- What the task asks
Report the number of lines containing "this", with no other words.

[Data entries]

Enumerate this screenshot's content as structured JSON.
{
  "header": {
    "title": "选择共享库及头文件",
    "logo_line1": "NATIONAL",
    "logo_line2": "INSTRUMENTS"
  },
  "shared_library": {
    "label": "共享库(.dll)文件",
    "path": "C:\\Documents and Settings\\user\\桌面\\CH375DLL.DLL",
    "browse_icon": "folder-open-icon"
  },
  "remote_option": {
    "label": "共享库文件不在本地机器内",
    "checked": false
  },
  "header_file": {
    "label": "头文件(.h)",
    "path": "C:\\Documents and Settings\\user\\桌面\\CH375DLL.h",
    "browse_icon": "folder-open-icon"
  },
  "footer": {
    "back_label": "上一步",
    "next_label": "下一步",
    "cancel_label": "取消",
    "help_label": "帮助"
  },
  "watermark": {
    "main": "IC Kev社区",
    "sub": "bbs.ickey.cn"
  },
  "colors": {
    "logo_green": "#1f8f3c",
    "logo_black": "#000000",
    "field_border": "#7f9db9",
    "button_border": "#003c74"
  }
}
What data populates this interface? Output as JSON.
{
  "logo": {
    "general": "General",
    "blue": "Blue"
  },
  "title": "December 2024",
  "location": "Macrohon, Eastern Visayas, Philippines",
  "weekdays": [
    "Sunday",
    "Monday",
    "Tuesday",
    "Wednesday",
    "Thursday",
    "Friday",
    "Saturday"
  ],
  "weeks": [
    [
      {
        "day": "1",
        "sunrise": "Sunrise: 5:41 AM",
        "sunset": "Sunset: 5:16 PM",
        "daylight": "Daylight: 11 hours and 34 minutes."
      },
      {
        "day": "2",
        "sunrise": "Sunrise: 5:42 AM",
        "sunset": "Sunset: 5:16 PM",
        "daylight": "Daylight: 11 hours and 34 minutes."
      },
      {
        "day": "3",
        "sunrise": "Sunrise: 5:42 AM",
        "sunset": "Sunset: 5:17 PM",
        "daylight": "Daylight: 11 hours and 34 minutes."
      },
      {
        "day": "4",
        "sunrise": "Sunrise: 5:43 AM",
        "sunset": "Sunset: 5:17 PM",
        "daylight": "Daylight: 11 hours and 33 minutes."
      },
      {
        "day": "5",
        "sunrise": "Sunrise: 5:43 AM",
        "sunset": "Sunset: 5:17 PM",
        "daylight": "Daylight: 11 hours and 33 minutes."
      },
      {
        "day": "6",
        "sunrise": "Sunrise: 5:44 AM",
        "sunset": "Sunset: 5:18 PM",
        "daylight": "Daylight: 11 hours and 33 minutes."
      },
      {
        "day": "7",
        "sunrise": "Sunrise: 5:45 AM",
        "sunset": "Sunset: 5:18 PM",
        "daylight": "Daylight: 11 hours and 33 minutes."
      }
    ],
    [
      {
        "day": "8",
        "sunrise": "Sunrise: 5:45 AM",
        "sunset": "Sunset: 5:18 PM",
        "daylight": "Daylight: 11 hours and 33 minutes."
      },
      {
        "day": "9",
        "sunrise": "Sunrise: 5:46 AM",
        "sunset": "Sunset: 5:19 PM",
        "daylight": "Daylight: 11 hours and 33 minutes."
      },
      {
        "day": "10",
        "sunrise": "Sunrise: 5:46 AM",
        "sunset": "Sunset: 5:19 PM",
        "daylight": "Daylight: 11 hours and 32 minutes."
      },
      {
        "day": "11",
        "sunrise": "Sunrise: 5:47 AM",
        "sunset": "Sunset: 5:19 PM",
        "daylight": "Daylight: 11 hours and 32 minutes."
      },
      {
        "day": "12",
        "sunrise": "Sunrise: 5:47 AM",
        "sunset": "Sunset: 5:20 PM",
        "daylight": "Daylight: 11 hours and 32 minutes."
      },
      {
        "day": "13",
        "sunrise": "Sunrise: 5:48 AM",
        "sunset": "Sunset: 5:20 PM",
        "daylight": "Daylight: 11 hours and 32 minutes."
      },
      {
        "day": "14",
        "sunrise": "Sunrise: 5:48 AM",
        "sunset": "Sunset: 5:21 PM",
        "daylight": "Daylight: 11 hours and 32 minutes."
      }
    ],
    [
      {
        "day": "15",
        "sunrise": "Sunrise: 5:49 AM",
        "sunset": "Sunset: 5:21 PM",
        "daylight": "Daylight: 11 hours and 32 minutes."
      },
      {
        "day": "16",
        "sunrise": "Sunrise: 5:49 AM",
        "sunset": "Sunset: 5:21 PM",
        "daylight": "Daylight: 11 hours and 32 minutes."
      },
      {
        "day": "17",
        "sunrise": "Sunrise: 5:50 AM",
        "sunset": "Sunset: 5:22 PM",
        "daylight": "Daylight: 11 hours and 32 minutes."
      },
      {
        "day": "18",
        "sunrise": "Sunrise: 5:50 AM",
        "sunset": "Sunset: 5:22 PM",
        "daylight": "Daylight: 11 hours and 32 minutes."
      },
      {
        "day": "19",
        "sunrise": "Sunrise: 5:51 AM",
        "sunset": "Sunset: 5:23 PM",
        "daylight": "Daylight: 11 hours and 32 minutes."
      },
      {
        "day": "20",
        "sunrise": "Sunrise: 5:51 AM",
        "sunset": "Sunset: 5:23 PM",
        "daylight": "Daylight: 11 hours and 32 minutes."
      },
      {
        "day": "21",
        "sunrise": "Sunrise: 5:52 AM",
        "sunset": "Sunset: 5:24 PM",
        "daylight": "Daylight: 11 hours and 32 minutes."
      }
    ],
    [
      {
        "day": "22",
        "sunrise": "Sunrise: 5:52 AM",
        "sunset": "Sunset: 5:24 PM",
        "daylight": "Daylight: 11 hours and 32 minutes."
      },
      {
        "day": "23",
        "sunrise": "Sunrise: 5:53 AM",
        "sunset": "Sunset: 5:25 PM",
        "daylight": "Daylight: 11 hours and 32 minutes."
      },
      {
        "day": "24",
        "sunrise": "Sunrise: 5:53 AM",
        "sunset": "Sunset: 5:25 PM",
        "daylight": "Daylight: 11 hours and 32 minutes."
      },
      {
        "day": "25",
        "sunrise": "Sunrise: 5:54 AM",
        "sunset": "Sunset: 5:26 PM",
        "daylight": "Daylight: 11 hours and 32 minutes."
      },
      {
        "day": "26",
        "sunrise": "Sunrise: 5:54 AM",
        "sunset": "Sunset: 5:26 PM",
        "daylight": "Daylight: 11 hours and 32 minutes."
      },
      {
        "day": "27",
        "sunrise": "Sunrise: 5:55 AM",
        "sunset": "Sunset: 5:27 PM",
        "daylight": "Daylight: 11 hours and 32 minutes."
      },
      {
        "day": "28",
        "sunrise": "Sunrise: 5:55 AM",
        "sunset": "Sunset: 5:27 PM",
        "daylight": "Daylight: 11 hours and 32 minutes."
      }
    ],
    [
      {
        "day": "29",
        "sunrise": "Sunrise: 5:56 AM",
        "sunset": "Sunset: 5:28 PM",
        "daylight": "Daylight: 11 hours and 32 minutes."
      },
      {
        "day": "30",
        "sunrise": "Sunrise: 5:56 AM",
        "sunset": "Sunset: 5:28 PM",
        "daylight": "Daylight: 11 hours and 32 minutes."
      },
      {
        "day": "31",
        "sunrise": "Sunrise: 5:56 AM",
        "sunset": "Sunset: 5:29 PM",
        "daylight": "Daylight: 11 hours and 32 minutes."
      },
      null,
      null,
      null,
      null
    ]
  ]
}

...

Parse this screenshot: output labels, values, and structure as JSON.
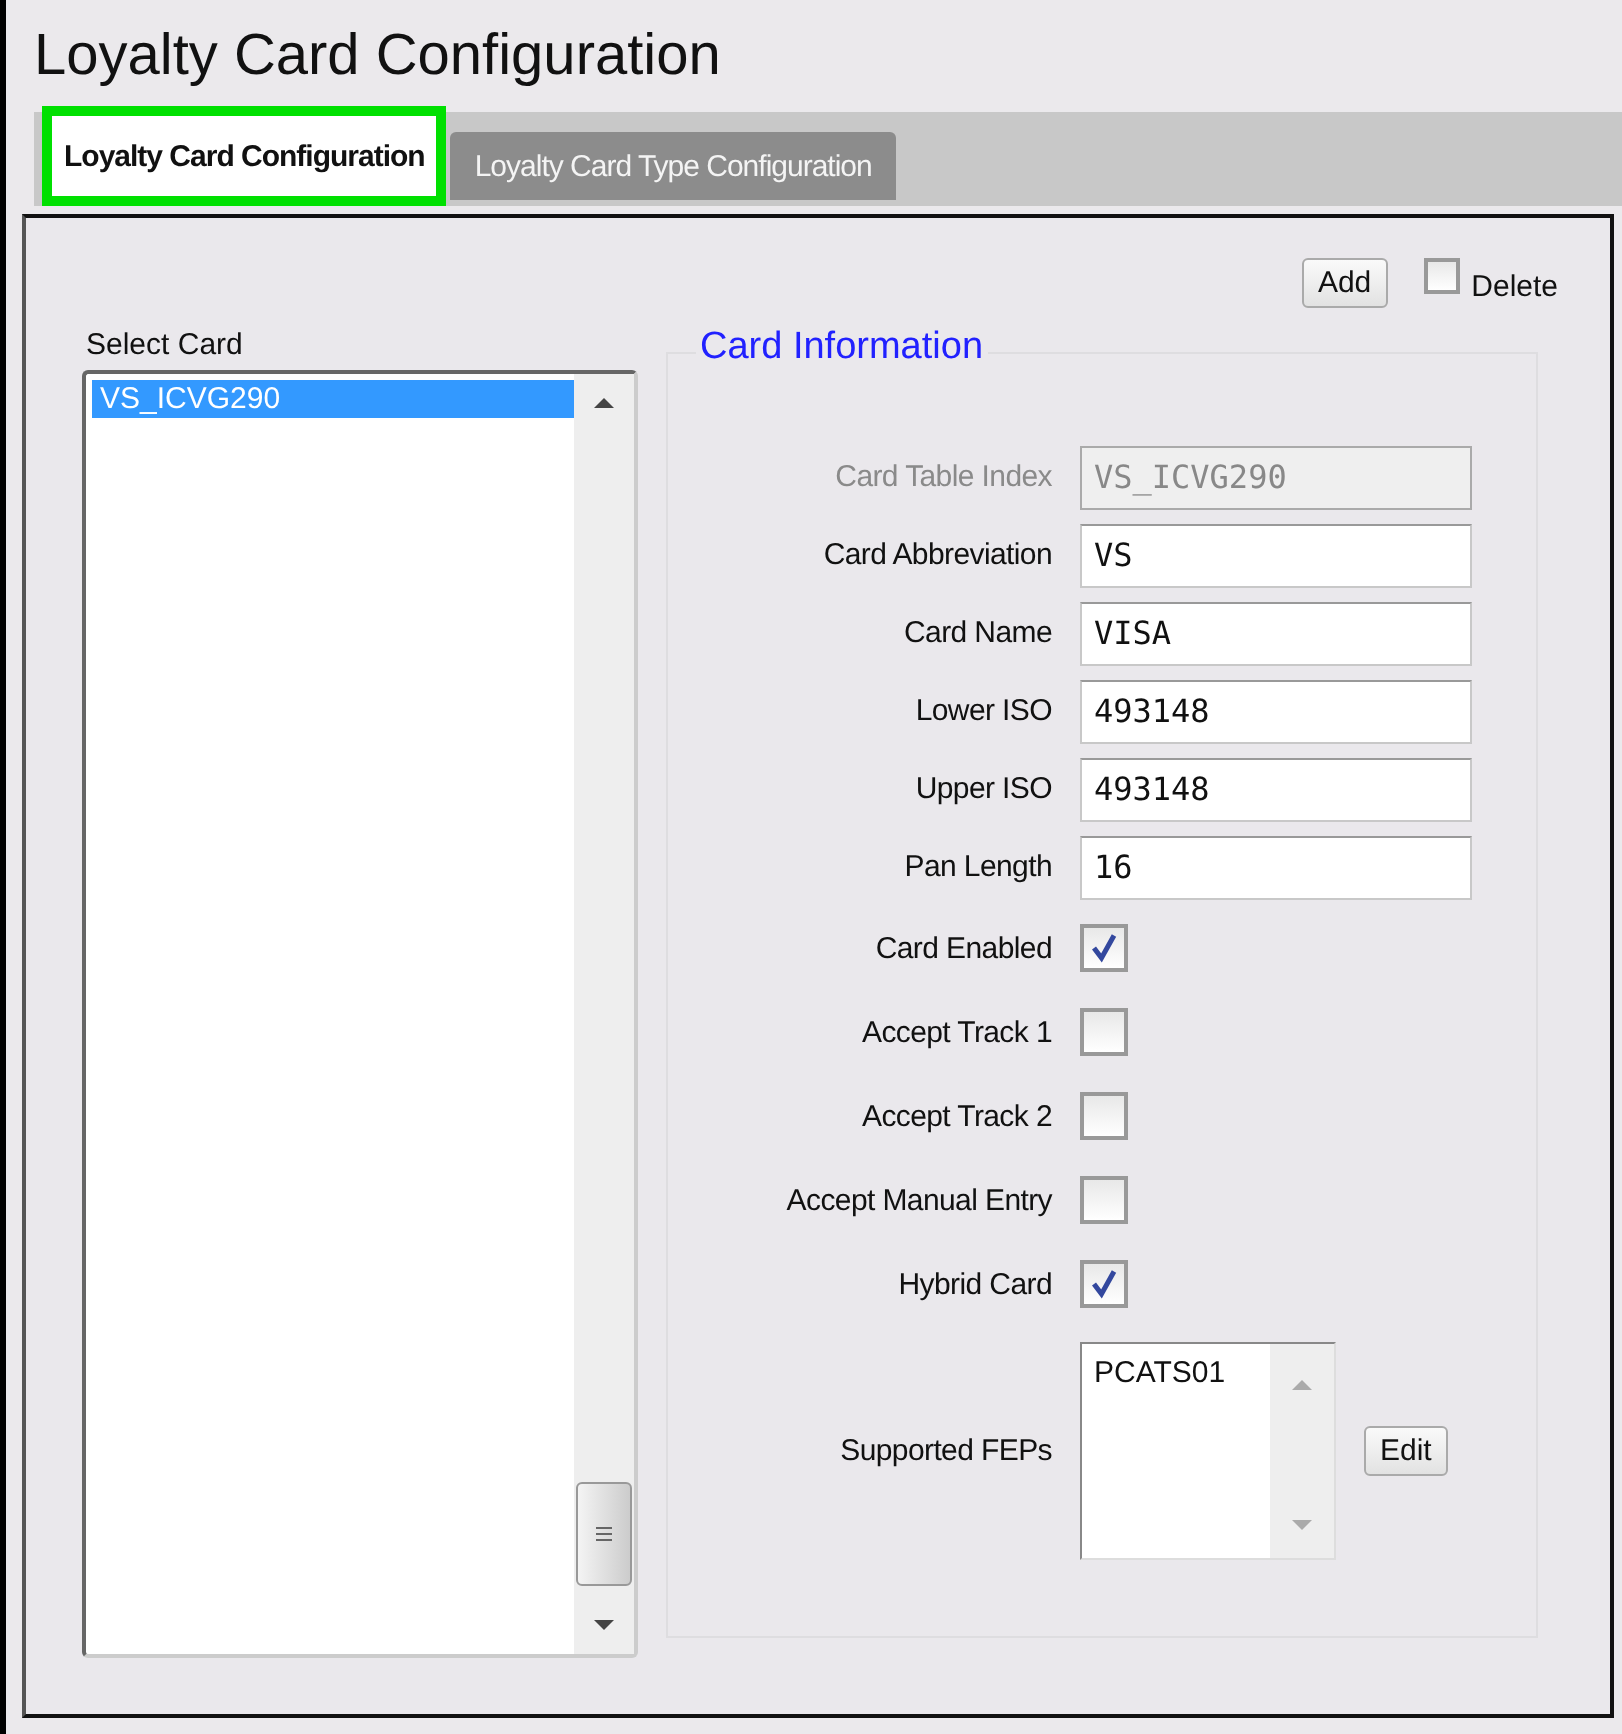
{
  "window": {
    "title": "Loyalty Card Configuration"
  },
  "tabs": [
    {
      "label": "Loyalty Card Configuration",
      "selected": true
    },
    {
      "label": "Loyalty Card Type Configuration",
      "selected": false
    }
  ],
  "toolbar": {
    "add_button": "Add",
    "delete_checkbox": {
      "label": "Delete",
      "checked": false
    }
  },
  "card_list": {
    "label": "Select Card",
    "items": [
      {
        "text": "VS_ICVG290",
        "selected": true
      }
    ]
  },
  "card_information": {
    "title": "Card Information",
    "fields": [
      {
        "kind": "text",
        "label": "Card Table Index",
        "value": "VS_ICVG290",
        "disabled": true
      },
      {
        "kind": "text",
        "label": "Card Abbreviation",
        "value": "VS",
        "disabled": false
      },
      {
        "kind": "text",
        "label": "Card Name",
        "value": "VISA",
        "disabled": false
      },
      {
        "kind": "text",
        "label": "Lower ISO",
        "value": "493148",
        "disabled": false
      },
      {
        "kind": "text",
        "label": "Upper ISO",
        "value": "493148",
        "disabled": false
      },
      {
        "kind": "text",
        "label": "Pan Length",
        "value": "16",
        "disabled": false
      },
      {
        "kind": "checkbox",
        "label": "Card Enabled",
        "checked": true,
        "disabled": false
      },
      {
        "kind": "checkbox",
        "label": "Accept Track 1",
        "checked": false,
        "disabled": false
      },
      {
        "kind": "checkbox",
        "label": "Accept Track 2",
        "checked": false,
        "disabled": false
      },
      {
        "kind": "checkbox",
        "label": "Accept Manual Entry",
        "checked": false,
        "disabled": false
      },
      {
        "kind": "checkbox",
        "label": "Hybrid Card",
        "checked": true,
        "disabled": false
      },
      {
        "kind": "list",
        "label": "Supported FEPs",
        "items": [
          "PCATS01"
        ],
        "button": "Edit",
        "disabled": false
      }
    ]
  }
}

- Answer
3